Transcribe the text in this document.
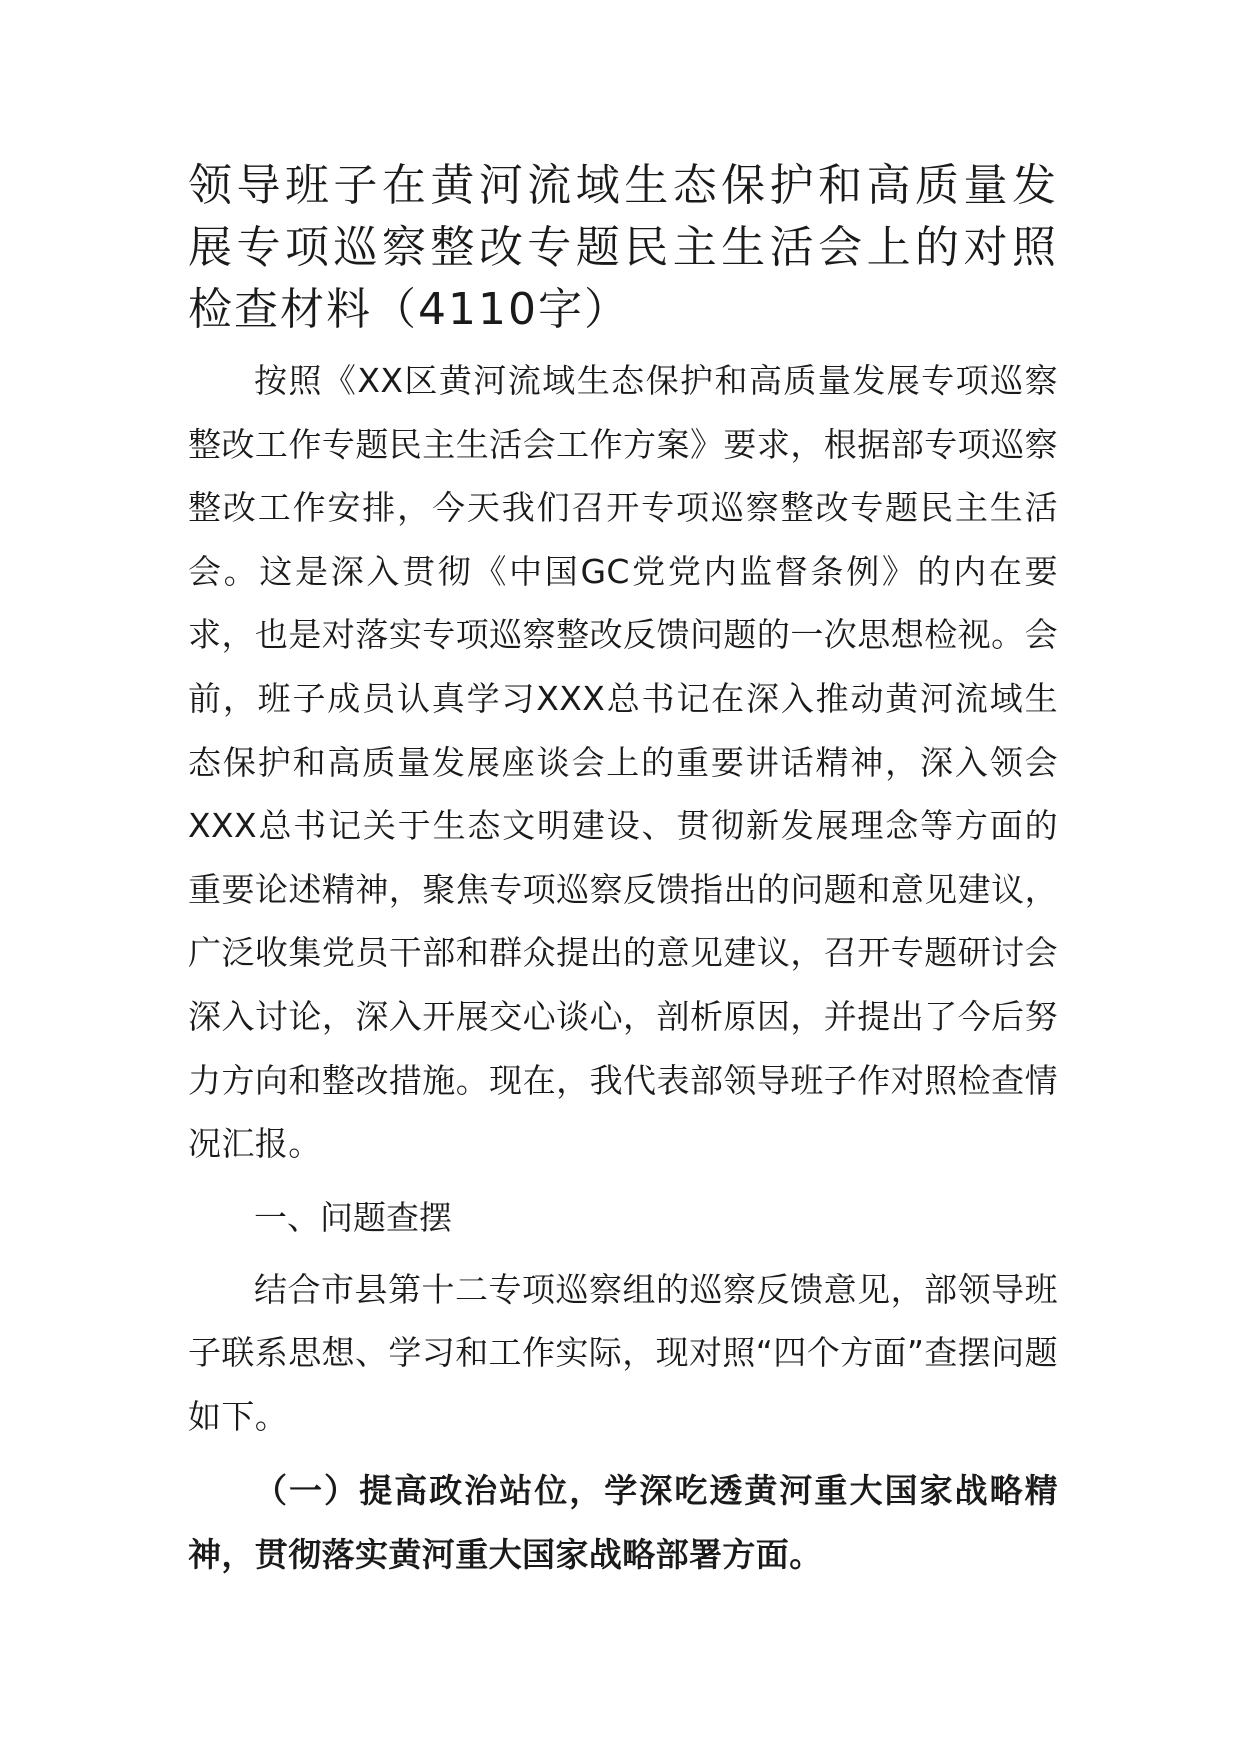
领导班子在黄河流域生态保护和高质量发展专项巡察整改专题民主生活会上的对照检查材料（4110字）

按照《XX区黄河流域生态保护和高质量发展专项巡察整改工作专题民主生活会工作方案》要求，根据部专项巡察整改工作安排，今天我们召开专项巡察整改专题民主生活会。这是深入贯彻《中国GC党党内监督条例》的内在要求，也是对落实专项巡察整改反馈问题的一次思想检视。会前，班子成员认真学习XXX总书记在深入推动黄河流域生态保护和高质量发展座谈会上的重要讲话精神，深入领会XXX总书记关于生态文明建设、贯彻新发展理念等方面的重要论述精神，聚焦专项巡察反馈指出的问题和意见建议，广泛收集党员干部和群众提出的意见建议，召开专题研讨会深入讨论，深入开展交心谈心，剖析原因，并提出了今后努力方向和整改措施。现在，我代表部领导班子作对照检查情况汇报。

一、问题查摆

结合市县第十二专项巡察组的巡察反馈意见，部领导班子联系思想、学习和工作实际，现对照“四个方面”查摆问题如下。

（一）提高政治站位，学深吃透黄河重大国家战略精神，贯彻落实黄河重大国家战略部署方面。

> [Objective]: Quote the material in full and exactly; do not carry over its pictures.

> [Result of the task]:
Transcribe the text in this document.
领导班子在黄河流域生态保护和高质量发展专项巡察整改专题民主生活会上的对照检查材料（4110字）

按照《XX区黄河流域生态保护和高质量发展专项巡察整改工作专题民主生活会工作方案》要求，根据部专项巡察整改工作安排，今天我们召开专项巡察整改专题民主生活会。这是深入贯彻《中国GC党党内监督条例》的内在要求，也是对落实专项巡察整改反馈问题的一次思想检视。会前，班子成员认真学习XXX总书记在深入推动黄河流域生态保护和高质量发展座谈会上的重要讲话精神，深入领会XXX总书记关于生态文明建设、贯彻新发展理念等方面的重要论述精神，聚焦专项巡察反馈指出的问题和意见建议，广泛收集党员干部和群众提出的意见建议，召开专题研讨会深入讨论，深入开展交心谈心，剖析原因，并提出了今后努力方向和整改措施。现在，我代表部领导班子作对照检查情况汇报。

一、问题查摆

结合市县第十二专项巡察组的巡察反馈意见，部领导班子联系思想、学习和工作实际，现对照“四个方面”查摆问题如下。

（一）提高政治站位，学深吃透黄河重大国家战略精神，贯彻落实黄河重大国家战略部署方面。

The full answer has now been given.